The tasks:
a – In the text introducing Joel Carpenter, write out the part starting at "Dr Carpenter’s talk" and ending at "Billy Graham Center!".
b – According to the passage introducing Joel Carpenter, in what year did he leave the Billy Graham Center?
c – Which people does Carpenter name in his own remarks in the passage introducing him?

— Start of Text passage —

We are very fortune to have for our first speaker Dr. Joel Carpenter, who has not only spent many hours sitting on the chairs in the Archives Reading Room, but is a longtime friend and colleague. I remember the day back in 1983 when I and others on the staff not only helped him move into his new home in Wheaton, but knocked down his new mailbox for him, a old Wheaton tradition we started that day. He came to Wheaton as a professor of history and first director of the Institute for the Study of American Evangelicals. And since the ISAE began as a department of the Billy Graham Center, he was our co-worker here at the BGC. He left the Center in 1989 to director the Religious Programs at Pew Charitable Trusts and then in 1996 began a decade of service as Provost of Calvin College. He is now director of Calvin’s Nagel Institute for the Study of World Christianity. Among his books and articles are two which drew on the BGC Archives, Revive Us Again: The Reawakening of American Fundamentalism and the book he will be talking about tonight, Earthen Vessels: American Evangelicals and Foreign Missions, 1880-1980.

Dr Carpenter’s talk is entitled, “Finding Our Ancestors in the Archives / Wheaton, Moody and the China Connection.”

After the talk and discussion, there will be a reception right outside this room, sponsored by the Institute for the Study for American Evangelicals.

Joel - welcome back to the Billy Graham Center!

Dr. Joel Carpenter: What a delight it is to be asked to talk with you this evening, here at one of my favorite places, one of the world's great treasure troves for the study of evangelical Christianity in modern times. As you heard, I had the privilege of working here as the director of the Institute for the Study of American Evangelicals (ISAE). It was a delight to work alongside Bob, Paul and the expert staff of the BGC Archives; the inimitable Jim Stambaugh, founding director of the BGC Museum, and Ferne Weimer, intrepid director of the BGC Library. It was for me an intellectual feast, and I consumed historic sources to my heart's content. If you know something about my book on American fundamentalism, Revive Us Again, or the Garland Press reprint series on fundamentalism that preceded it, this was the mother lode that I mined in order to publish them. So when Bob invited me to talk about using the archives and what that experience meant to me, I jumped at the chance. I owe this place and these people, big.

— End of Text passage —
— Start of Stored data —

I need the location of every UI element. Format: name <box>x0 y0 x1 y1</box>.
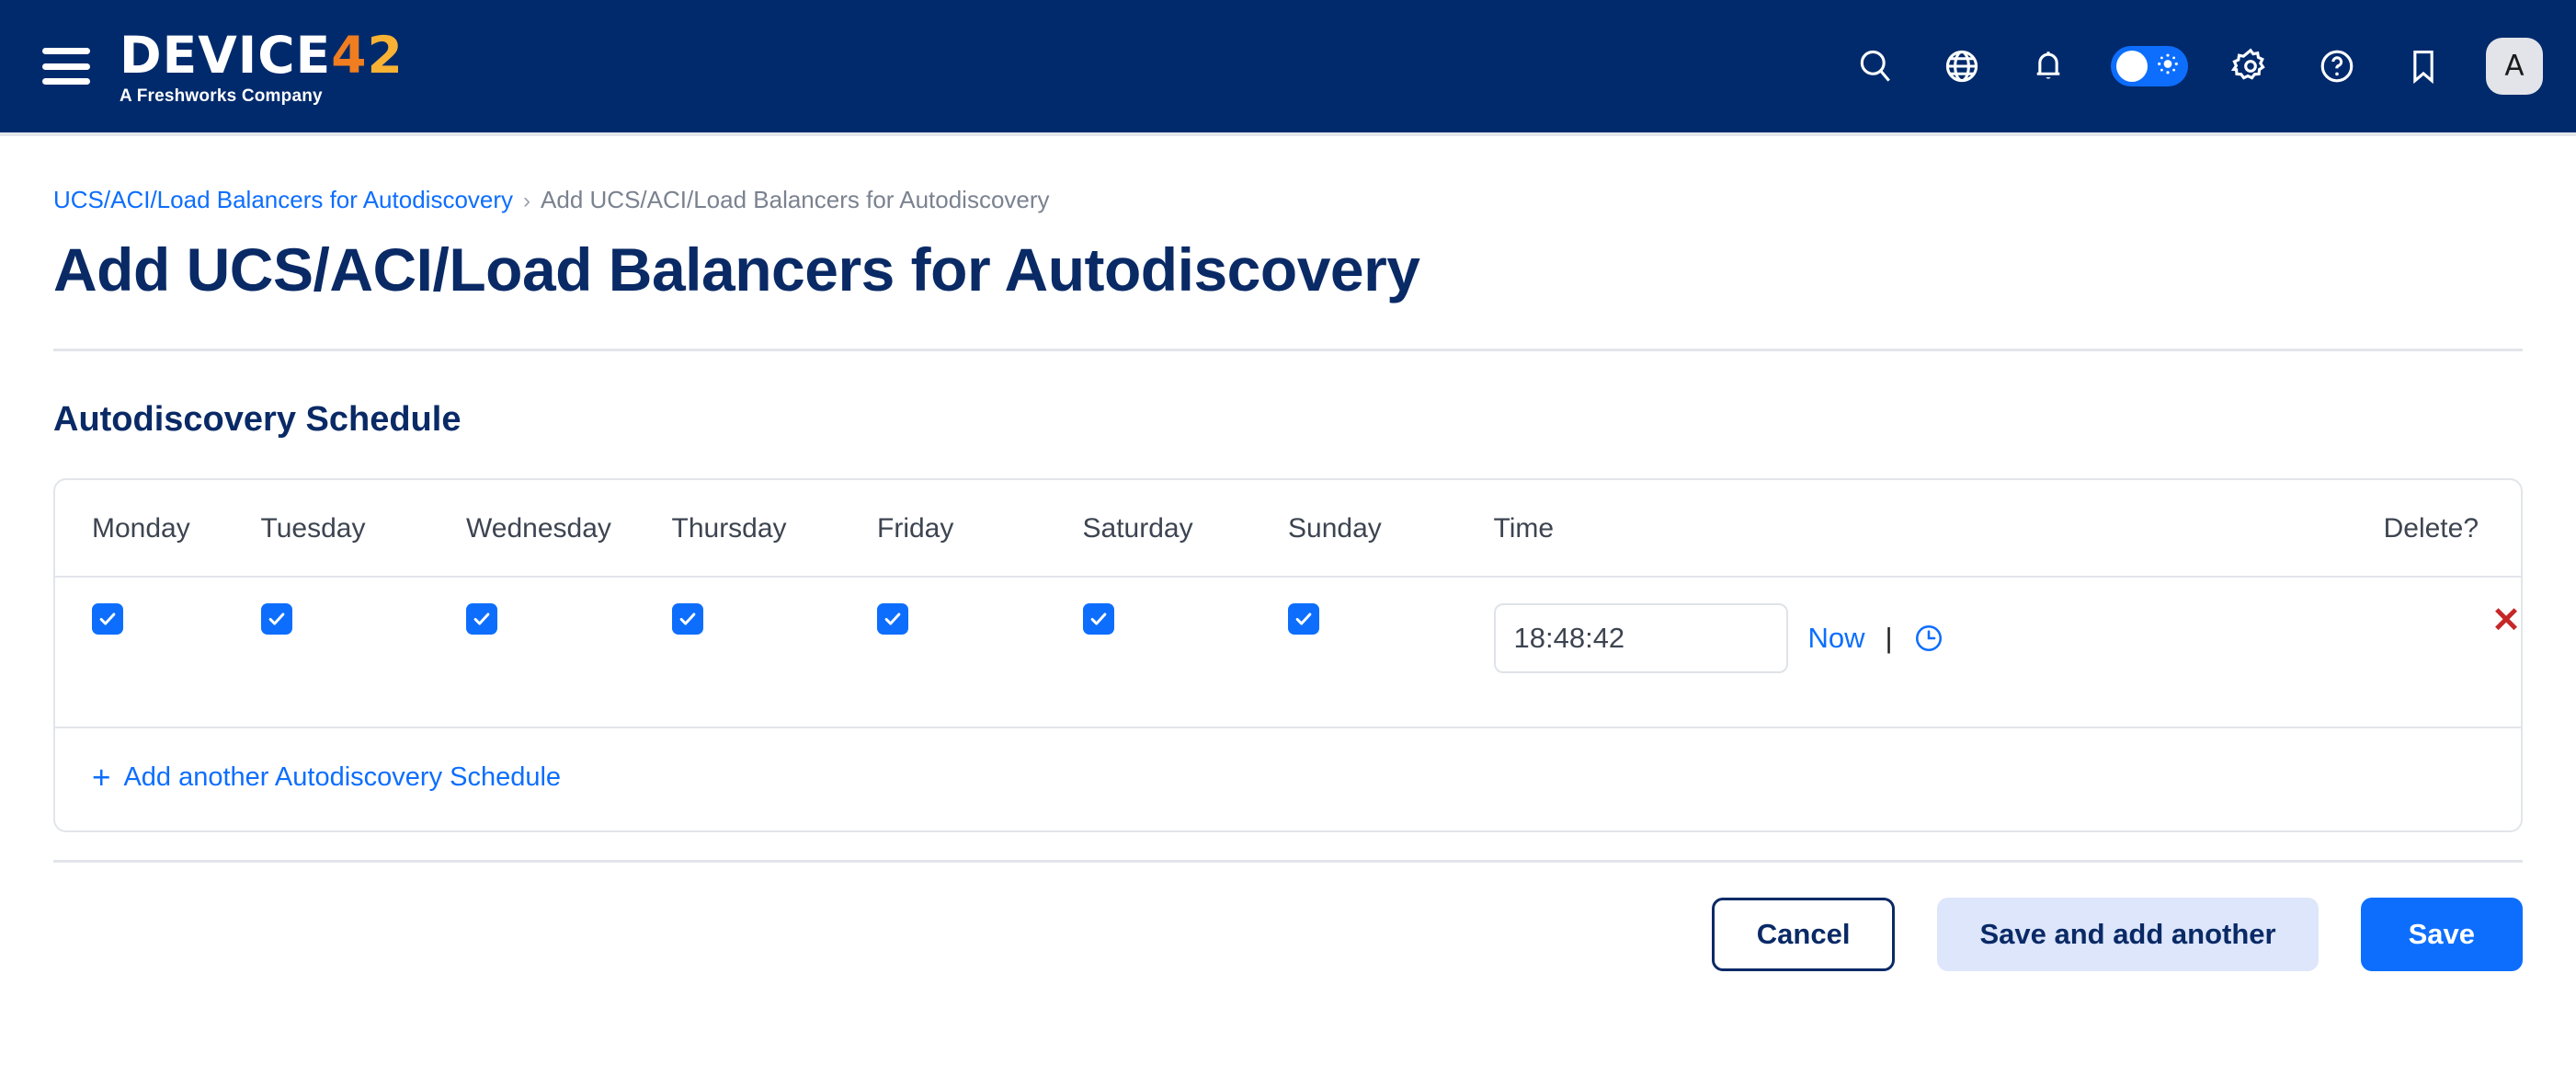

— End of Stored data —

Set of answers:
a –
Dr Carpenter’s talk is entitled, “Finding Our Ancestors in the Archives / Wheaton, Moody and the China Connection.”

After the talk and discussion, there will be a reception right outside this room, sponsored by the Institute for the Study for American Evangelicals.

Joel - welcome back to the Billy Graham Center!

b – 1989

c –
Bob
Paul
Jim Stambaugh
Ferne Weimer